##### RECORDS TO PROCESS

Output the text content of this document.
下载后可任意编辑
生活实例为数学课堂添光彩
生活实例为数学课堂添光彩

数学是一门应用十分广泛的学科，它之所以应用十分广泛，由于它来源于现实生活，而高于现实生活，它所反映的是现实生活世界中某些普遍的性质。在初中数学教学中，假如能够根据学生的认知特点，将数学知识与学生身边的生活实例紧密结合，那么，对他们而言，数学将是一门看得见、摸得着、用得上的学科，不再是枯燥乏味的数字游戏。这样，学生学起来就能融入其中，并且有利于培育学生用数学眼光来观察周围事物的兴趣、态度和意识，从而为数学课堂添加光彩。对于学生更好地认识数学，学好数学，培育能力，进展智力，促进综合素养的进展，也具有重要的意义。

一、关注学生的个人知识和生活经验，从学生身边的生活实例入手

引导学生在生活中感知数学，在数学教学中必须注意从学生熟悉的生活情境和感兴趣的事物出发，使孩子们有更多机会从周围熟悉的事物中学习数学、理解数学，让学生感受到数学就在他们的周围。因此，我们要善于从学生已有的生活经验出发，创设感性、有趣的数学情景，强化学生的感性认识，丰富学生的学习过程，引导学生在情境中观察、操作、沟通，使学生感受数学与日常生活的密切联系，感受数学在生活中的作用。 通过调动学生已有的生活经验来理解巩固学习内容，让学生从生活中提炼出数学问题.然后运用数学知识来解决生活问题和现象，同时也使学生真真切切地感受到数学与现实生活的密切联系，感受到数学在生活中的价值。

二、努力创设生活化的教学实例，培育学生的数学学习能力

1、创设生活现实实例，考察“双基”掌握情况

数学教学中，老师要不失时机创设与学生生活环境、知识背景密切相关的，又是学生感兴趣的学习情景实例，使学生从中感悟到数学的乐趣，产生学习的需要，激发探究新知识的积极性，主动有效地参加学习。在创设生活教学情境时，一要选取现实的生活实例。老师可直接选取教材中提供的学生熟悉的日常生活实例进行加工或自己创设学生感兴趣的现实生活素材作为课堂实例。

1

##########

## AIM:
Restate the whole of the material exactly.

## EXERCISE RESULT:
Output the text content of this document.
下载后可任意编辑
生活实例为数学课堂添光彩
生活实例为数学课堂添光彩

数学是一门应用十分广泛的学科，它之所以应用十分广泛，由于它来源于现实生活，而高于现实生活，它所反映的是现实生活世界中某些普遍的性质。在初中数学教学中，假如能够根据学生的认知特点，将数学知识与学生身边的生活实例紧密结合，那么，对他们而言，数学将是一门看得见、摸得着、用得上的学科，不再是枯燥乏味的数字游戏。这样，学生学起来就能融入其中，并且有利于培育学生用数学眼光来观察周围事物的兴趣、态度和意识，从而为数学课堂添加光彩。对于学生更好地认识数学，学好数学，培育能力，进展智力，促进综合素养的进展，也具有重要的意义。

一、关注学生的个人知识和生活经验，从学生身边的生活实例入手

引导学生在生活中感知数学，在数学教学中必须注意从学生熟悉的生活情境和感兴趣的事物出发，使孩子们有更多机会从周围熟悉的事物中学习数学、理解数学，让学生感受到数学就在他们的周围。因此，我们要善于从学生已有的生活经验出发，创设感性、有趣的数学情景，强化学生的感性认识，丰富学生的学习过程，引导学生在情境中观察、操作、沟通，使学生感受数学与日常生活的密切联系，感受数学在生活中的作用。 通过调动学生已有的生活经验来理解巩固学习内容，让学生从生活中提炼出数学问题.然后运用数学知识来解决生活问题和现象，同时也使学生真真切切地感受到数学与现实生活的密切联系，感受到数学在生活中的价值。

二、努力创设生活化的教学实例，培育学生的数学学习能力

1、创设生活现实实例，考察“双基”掌握情况

数学教学中，老师要不失时机创设与学生生活环境、知识背景密切相关的，又是学生感兴趣的学习情景实例，使学生从中感悟到数学的乐趣，产生学习的需要，激发探究新知识的积极性，主动有效地参加学习。在创设生活教学情境时，一要选取现实的生活实例。老师可直接选取教材中提供的学生熟悉的日常生活实例进行加工或自己创设学生感兴趣的现实生活素材作为课堂实例。

1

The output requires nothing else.